■ **Problem to work on**
Quote every entry word for word.
--- start of Material shown ---
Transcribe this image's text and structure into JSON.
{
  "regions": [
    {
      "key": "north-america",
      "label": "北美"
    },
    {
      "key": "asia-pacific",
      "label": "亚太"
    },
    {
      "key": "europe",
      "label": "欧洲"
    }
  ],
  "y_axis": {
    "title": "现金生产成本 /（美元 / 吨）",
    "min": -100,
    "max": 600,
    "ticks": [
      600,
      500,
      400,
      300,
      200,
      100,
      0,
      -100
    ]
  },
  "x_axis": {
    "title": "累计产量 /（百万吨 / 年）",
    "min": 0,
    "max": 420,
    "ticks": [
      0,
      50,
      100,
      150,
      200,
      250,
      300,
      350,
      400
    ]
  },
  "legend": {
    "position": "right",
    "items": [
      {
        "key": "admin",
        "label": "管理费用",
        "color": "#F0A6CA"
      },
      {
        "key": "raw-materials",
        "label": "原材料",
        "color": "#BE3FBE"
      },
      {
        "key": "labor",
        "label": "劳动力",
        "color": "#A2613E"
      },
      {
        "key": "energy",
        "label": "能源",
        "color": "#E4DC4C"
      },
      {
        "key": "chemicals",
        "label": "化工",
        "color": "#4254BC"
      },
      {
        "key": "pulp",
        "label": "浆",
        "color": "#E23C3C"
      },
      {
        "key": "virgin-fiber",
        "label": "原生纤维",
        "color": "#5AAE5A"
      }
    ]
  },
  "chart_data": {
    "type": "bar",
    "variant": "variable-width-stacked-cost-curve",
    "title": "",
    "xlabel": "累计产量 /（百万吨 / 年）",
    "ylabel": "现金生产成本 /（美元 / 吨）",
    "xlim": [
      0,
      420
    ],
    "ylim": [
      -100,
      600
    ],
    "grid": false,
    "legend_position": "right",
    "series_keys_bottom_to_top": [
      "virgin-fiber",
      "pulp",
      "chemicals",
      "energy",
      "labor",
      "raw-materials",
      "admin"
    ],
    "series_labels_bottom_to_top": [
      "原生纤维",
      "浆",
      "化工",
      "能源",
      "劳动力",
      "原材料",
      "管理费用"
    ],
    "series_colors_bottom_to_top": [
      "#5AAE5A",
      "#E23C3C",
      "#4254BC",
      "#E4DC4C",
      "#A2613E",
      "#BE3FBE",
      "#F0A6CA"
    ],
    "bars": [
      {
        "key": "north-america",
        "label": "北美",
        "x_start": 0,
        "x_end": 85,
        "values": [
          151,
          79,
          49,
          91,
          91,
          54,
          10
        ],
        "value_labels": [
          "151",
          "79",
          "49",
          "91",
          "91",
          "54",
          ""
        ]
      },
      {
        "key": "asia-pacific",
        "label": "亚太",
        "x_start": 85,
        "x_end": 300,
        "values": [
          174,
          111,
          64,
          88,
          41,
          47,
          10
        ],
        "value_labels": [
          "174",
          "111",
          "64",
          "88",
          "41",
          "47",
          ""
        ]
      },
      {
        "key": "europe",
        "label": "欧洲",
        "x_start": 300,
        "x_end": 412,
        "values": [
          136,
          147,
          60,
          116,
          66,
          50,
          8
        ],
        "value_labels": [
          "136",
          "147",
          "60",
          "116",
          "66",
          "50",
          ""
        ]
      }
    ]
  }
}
--- end of Material shown ---
■ **Written solution**
Transcribe this image's text and structure into JSON.
{
  "regions": [
    {
      "key": "north-america",
      "label": "北美"
    },
    {
      "key": "asia-pacific",
      "label": "亚太"
    },
    {
      "key": "europe",
      "label": "欧洲"
    }
  ],
  "y_axis": {
    "title": "现金生产成本 /（美元 / 吨）",
    "min": -100,
    "max": 600,
    "ticks": [
      600,
      500,
      400,
      300,
      200,
      100,
      0,
      -100
    ]
  },
  "x_axis": {
    "title": "累计产量 /（百万吨 / 年）",
    "min": 0,
    "max": 420,
    "ticks": [
      0,
      50,
      100,
      150,
      200,
      250,
      300,
      350,
      400
    ]
  },
  "legend": {
    "position": "right",
    "items": [
      {
        "key": "admin",
        "label": "管理费用",
        "color": "#F0A6CA"
      },
      {
        "key": "raw-materials",
        "label": "原材料",
        "color": "#BE3FBE"
      },
      {
        "key": "labor",
        "label": "劳动力",
        "color": "#A2613E"
      },
      {
        "key": "energy",
        "label": "能源",
        "color": "#E4DC4C"
      },
      {
        "key": "chemicals",
        "label": "化工",
        "color": "#4254BC"
      },
      {
        "key": "pulp",
        "label": "浆",
        "color": "#E23C3C"
      },
      {
        "key": "virgin-fiber",
        "label": "原生纤维",
        "color": "#5AAE5A"
      }
    ]
  },
  "chart_data": {
    "type": "bar",
    "variant": "variable-width-stacked-cost-curve",
    "title": "",
    "xlabel": "累计产量 /（百万吨 / 年）",
    "ylabel": "现金生产成本 /（美元 / 吨）",
    "xlim": [
      0,
      420
    ],
    "ylim": [
      -100,
      600
    ],
    "grid": false,
    "legend_position": "right",
    "series_keys_bottom_to_top": [
      "virgin-fiber",
      "pulp",
      "chemicals",
      "energy",
      "labor",
      "raw-materials",
      "admin"
    ],
    "series_labels_bottom_to_top": [
      "原生纤维",
      "浆",
      "化工",
      "能源",
      "劳动力",
      "原材料",
      "管理费用"
    ],
    "series_colors_bottom_to_top": [
      "#5AAE5A",
      "#E23C3C",
      "#4254BC",
      "#E4DC4C",
      "#A2613E",
      "#BE3FBE",
      "#F0A6CA"
    ],
    "bars": [
      {
        "key": "north-america",
        "label": "北美",
        "x_start": 0,
        "x_end": 85,
        "values": [
          151,
          79,
          49,
          91,
          91,
          54,
          10
        ],
        "value_labels": [
          "151",
          "79",
          "49",
          "91",
          "91",
          "54",
          ""
        ]
      },
      {
        "key": "asia-pacific",
        "label": "亚太",
        "x_start": 85,
        "x_end": 300,
        "values": [
          174,
          111,
          64,
          88,
          41,
          47,
          10
        ],
        "value_labels": [
          "174",
          "111",
          "64",
          "88",
          "41",
          "47",
          ""
        ]
      },
      {
        "key": "europe",
        "label": "欧洲",
        "x_start": 300,
        "x_end": 412,
        "values": [
          136,
          147,
          60,
          116,
          66,
          50,
          8
        ],
        "value_labels": [
          "136",
          "147",
          "60",
          "116",
          "66",
          "50",
          ""
        ]
      }
    ]
  }
}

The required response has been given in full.